• TASK DESCRIPTION: Select the lines of the records containing the word "Area" and list them.

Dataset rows

------------------------

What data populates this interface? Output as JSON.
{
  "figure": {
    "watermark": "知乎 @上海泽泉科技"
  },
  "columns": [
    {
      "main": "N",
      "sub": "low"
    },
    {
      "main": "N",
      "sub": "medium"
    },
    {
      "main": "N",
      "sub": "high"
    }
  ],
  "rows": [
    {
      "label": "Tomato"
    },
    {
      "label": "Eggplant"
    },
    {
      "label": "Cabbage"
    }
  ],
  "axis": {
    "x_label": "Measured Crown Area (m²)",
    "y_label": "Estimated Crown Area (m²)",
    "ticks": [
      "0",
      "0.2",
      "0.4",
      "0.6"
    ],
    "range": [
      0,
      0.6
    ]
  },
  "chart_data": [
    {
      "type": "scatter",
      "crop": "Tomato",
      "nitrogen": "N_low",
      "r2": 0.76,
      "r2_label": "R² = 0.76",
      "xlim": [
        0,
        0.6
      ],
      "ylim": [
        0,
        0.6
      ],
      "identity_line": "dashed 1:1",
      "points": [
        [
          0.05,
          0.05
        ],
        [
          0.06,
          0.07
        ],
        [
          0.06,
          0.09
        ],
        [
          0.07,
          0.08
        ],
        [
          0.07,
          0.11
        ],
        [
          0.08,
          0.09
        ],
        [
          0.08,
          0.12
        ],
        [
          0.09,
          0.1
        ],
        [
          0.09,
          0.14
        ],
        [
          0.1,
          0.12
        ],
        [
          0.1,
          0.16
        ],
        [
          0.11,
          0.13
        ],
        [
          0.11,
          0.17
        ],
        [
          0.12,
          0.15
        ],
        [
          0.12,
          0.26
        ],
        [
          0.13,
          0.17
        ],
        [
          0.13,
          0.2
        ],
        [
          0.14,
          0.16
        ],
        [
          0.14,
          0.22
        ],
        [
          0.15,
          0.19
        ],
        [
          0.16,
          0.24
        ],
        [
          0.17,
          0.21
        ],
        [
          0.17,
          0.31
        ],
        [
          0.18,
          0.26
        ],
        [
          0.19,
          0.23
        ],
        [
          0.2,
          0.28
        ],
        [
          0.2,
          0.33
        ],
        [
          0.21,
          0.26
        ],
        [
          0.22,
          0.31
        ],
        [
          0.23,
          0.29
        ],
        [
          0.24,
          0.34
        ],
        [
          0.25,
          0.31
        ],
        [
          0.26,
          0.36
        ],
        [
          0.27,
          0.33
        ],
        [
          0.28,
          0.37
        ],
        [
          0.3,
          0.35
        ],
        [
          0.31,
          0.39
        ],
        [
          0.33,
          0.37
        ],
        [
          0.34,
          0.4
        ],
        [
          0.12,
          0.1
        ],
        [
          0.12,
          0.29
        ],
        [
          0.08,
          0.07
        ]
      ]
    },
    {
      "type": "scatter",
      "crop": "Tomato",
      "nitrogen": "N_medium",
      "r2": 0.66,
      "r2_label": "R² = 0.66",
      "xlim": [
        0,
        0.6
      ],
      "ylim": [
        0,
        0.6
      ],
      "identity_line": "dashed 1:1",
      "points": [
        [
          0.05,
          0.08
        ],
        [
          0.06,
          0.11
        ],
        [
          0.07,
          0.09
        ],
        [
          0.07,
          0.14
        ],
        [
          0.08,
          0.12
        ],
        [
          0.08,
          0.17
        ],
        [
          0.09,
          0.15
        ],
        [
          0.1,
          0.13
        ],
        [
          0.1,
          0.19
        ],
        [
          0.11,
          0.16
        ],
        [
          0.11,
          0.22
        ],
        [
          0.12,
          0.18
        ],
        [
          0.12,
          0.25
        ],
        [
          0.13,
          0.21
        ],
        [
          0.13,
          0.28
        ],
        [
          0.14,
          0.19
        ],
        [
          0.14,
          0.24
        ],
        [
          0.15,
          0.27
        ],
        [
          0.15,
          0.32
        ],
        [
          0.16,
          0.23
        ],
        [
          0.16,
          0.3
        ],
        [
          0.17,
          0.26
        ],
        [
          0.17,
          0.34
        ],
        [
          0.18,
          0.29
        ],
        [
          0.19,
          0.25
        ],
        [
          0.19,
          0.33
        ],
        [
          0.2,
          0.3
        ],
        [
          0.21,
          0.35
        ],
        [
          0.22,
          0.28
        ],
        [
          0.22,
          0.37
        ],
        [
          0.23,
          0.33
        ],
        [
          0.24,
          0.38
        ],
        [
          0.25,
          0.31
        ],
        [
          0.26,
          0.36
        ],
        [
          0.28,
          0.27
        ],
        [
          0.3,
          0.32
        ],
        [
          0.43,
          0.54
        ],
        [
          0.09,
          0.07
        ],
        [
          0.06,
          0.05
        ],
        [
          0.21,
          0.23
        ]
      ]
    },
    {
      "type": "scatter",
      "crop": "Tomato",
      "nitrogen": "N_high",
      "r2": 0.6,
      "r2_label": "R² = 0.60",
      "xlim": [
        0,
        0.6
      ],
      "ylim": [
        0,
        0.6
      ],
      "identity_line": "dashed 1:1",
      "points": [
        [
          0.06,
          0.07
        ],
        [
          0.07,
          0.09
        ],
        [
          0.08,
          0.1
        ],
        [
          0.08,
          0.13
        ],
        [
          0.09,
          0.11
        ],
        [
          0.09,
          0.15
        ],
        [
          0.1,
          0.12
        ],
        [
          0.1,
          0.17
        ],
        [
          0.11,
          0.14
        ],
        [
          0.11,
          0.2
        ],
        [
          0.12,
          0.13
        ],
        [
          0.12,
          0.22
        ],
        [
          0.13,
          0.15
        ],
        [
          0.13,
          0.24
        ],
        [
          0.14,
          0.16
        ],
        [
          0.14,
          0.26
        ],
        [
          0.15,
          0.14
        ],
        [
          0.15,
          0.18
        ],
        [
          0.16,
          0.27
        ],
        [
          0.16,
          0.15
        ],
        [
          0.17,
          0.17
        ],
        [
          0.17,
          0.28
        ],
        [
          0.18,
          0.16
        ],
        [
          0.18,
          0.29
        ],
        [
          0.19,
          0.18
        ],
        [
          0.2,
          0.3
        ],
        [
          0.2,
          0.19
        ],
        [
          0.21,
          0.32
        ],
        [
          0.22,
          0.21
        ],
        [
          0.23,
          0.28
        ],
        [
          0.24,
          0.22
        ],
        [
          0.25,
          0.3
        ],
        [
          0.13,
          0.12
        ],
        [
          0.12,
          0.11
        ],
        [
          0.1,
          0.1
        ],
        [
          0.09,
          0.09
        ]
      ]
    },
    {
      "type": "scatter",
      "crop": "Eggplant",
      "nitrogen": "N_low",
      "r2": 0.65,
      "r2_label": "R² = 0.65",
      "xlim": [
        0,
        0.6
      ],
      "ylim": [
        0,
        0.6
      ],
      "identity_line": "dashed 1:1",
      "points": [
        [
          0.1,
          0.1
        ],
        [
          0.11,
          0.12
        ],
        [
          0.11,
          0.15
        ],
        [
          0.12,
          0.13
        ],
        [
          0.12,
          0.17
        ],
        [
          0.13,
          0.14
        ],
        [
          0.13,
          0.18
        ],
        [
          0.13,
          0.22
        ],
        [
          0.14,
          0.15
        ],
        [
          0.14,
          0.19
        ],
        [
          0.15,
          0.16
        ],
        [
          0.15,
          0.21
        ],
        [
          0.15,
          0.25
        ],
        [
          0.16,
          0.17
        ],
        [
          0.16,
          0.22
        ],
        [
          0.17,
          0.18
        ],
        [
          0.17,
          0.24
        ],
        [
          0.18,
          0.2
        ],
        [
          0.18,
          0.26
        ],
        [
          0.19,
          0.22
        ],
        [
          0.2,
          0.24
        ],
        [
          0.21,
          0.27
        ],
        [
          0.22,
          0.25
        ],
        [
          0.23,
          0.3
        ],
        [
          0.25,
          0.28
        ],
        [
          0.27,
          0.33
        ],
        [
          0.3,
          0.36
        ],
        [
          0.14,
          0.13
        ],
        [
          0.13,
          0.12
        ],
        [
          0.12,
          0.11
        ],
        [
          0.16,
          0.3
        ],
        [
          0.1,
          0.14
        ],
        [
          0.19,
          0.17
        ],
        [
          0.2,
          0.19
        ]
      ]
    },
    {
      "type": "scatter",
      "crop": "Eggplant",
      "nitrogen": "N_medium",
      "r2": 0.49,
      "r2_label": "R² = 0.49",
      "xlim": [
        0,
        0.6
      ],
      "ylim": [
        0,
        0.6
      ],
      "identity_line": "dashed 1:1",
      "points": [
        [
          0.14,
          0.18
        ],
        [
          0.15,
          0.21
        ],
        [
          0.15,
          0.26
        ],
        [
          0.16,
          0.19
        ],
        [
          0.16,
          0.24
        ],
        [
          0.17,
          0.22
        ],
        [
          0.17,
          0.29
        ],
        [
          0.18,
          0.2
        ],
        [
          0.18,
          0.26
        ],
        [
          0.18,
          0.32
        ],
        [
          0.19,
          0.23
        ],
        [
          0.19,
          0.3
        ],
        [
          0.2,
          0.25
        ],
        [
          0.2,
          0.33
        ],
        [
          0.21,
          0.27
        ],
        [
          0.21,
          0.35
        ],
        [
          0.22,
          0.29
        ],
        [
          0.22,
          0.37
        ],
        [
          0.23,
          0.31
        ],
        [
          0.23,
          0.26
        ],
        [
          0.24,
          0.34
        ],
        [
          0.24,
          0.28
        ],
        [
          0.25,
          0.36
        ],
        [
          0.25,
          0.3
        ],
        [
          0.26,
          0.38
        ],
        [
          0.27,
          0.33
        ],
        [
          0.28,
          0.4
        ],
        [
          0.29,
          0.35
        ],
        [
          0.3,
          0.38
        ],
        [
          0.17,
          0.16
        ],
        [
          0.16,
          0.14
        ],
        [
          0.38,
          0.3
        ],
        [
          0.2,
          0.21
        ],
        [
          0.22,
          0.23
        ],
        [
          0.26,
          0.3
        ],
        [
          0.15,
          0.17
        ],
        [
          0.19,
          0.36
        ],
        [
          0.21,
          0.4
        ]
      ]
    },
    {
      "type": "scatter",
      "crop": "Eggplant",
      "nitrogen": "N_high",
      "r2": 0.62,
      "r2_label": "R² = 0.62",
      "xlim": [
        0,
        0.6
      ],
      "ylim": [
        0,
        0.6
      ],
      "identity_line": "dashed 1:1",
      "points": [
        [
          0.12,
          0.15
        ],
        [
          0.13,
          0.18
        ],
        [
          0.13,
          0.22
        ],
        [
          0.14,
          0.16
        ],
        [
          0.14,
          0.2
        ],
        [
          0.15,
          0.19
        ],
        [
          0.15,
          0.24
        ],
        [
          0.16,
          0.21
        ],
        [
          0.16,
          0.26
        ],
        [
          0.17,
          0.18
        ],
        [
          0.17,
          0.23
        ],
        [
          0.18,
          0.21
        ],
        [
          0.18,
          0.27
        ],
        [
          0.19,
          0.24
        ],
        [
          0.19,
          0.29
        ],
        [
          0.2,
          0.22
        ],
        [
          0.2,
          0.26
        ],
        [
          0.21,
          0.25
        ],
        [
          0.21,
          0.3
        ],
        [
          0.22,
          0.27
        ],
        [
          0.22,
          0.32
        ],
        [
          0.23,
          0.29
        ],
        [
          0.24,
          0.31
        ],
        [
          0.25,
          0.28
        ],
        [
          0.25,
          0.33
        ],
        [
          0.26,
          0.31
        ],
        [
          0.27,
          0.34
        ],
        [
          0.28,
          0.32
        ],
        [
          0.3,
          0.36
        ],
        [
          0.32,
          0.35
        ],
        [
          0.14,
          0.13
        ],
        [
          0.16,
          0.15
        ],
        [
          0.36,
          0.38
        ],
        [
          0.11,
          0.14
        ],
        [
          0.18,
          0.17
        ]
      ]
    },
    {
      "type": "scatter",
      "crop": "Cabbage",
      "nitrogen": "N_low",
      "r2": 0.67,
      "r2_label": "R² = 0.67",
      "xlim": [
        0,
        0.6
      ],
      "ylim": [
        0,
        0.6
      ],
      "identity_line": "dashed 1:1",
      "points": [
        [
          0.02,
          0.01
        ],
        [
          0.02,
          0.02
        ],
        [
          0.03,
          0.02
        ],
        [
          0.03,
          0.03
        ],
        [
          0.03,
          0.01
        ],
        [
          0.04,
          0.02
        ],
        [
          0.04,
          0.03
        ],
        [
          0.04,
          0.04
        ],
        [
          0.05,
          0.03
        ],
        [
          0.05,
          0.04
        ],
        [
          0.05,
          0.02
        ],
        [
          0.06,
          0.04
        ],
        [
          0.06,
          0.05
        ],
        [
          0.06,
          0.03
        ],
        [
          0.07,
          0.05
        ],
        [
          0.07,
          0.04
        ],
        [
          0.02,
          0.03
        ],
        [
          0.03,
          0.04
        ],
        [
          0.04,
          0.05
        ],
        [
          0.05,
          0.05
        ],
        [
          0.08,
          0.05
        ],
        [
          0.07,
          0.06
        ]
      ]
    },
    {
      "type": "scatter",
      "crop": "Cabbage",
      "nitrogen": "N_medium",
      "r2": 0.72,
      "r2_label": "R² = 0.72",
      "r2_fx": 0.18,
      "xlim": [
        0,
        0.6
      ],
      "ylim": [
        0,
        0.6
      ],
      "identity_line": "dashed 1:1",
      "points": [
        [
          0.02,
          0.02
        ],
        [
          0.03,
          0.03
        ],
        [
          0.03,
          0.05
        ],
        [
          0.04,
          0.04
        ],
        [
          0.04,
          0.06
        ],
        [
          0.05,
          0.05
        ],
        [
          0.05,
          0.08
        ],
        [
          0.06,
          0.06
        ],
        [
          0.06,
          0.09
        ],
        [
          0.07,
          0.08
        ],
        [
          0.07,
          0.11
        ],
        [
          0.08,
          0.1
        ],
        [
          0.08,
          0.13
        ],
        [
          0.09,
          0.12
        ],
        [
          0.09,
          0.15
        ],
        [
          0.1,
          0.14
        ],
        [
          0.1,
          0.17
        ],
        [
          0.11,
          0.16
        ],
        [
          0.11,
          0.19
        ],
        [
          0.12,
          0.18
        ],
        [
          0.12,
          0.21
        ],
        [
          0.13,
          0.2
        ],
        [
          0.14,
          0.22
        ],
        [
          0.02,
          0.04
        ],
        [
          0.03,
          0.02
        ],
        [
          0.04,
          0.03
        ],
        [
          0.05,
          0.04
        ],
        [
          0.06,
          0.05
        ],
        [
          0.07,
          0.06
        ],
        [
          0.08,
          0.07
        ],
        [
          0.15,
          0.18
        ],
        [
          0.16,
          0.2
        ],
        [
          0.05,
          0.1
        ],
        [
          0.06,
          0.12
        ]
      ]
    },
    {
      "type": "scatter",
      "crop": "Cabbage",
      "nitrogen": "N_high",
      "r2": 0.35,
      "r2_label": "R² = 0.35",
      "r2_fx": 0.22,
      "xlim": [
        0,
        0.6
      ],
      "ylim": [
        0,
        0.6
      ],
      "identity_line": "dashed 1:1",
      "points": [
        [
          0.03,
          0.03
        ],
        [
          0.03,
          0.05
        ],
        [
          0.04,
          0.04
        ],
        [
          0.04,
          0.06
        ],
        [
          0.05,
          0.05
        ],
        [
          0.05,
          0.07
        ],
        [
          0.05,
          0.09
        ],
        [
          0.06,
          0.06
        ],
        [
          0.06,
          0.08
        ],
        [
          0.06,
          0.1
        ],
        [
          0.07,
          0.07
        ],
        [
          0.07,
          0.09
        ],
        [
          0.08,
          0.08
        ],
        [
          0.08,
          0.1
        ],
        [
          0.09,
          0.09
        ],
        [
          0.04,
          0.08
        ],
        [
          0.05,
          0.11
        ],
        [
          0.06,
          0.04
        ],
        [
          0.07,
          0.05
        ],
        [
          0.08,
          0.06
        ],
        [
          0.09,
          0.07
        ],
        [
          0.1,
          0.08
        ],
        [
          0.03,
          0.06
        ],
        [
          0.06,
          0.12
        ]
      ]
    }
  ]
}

------------------------

• FULL SOLUTION:
    "x_label": "Measured Crown Area (m²)",
    "y_label": "Estimated Crown Area (m²)",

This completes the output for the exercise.